Girl Scouts prepare for 100th anniversary
Monday, March 28, 2011
Posted by: jennifer punch
Retrieved from: http://savannahnow.com/news/2011-03-26/girl-scouts-prepare-100th-anniversary
Expect sea of girls in blue, green and khaki as Girl Scouts prepare for golden anniversary
By G.G. Rigsby
Savannah has lots of Girl Scout visitors, but soon it’s going to have even more.
They’re gearing up for their 100th anniversary a year from this spring, and what better place to spend it than the city where the organization began?
"It’s insane,” said Fran Powell Harold, who has been director of Girl Scouts founder Juliette Gordon Low’s birthplace for 29 years.
"The phone is ringing off the hook. We have no openings.”
Even though the anniversary is a year away — on March 12, 2012 — the birthplace already has five times the usual number of reservations for tours next year – more than 10,000.
Five thousand uniformed girls — a sea of blue, green and khaki — are expected to walk across the Talmadge Memorial Bridge on Saturday, March 10, 2012, to symbolically "bridge” to the second century of the girl scouts.
Many are expected to stay for a sunrise service in Forsyth Park two days later on March 12, the actual 100th birthday.
"If you’re into Girl Scouts, this is a once-in-a-lifetime opportunity,” said Joe Marinelli, president of Visit Savannah. "For Scouts and past Scouts and for Savannah, it’s a big deal.”
"It’s business that fills many of the suburban and affordable hotels,” he said.
"It’s great business for hotels on the Southside and at the airport.” Restaurants, retail stores and other tourism attractions also benefit from such visits.

RECORD EXTRACTS:
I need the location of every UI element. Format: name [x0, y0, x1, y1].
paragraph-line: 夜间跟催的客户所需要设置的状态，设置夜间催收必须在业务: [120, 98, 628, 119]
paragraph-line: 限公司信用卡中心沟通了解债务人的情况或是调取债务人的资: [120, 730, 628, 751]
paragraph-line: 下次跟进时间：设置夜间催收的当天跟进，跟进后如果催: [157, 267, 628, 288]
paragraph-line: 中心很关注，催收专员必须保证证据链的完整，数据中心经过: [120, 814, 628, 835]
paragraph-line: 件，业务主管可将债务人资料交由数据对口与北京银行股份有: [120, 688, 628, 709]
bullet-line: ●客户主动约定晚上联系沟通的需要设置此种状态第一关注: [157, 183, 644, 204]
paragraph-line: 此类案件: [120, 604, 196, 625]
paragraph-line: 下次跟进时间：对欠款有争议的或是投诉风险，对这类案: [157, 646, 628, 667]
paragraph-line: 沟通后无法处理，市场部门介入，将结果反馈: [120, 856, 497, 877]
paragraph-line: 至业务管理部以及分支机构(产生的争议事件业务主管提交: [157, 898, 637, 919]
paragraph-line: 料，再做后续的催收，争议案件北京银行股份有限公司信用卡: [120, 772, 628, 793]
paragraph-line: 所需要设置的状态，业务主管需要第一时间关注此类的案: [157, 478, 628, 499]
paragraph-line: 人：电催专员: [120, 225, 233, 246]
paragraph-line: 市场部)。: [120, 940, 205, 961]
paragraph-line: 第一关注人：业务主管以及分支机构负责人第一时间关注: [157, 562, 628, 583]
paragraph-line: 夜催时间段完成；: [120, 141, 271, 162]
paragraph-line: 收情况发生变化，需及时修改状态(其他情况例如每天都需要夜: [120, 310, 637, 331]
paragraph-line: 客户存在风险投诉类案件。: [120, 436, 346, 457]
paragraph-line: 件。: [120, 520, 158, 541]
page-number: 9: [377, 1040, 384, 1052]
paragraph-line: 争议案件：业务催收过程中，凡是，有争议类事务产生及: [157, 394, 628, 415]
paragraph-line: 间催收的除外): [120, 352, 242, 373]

REQUIREMENTS:
1 > In the Girl Scouts anniversary article, how long has Fran Powell Harold been director of Juliette Gordon Low's birthplace?
2 > Do these statements agree with the Girl Scouts anniversary article? Answer yes or no for each and quote the article's deciding words. (a) The 100th anniversary falls on March 12, 2012. (b) The birthplace already has twice the usual number of tour reservations for next year. (c) A sunrise service is planned in Forsyth Park.
3 > Continue the Girl Scouts anniversary article from where it stops.
The items aren't needed for anything here.

ANSWERS TO EACH TASK:
1 > 29 years.

2 >
(a) Yes: "on March 12, 2012"
(b) No: "five times the usual number of reservations"
(c) Yes: "a sunrise service in Forsyth Park"

3 >
The economic impact of Girl Scout visitors is hard to estimate because, Harold said, no specific studies have been done.
But she said the number of visitors to the Low house has risen from 20,000 a year 29 years ago to 63,000 a year in 2010, a 10-percent increase over 2009.
She said Scouts tend to stay at least three nights and many, especially the ones from farther away, stay a week and are known for filling their days with activities.
"They do everything,” she said. "They want to make those girls tired so they’ll fall asleep at night.”
Girl Scouts typically go on dolphin cruises, go to the Marine Science Center on Tybee, climb the Tybee Lighthouse and take ghost walks and carriage rides.
"It’s huge,” Harold said of the economic impact. "It’s like having 13 or 14 conventions of 1,000 people.”
The Low house is doing its best to accommodate as many girls as possible during the anniversary year. It usually has five full tours a day, has upped that to six and still is completely booked on many days.
Add three walk-through tours each day and people who drop by without reservations, and up to 800 people a day tour the house.
The staff will offer abbreviated tours the week of the anniversary. They hope 1,200 people will be able to see the house on those days.
The celebration also has translated into more bookings this year. Want to visit the house in June or July of this year? If your troop is small, you might be able to tag along with a larger group.
Otherwise, August is the earliest opening.
Harold said she’s trying to fit in as many tours as possible.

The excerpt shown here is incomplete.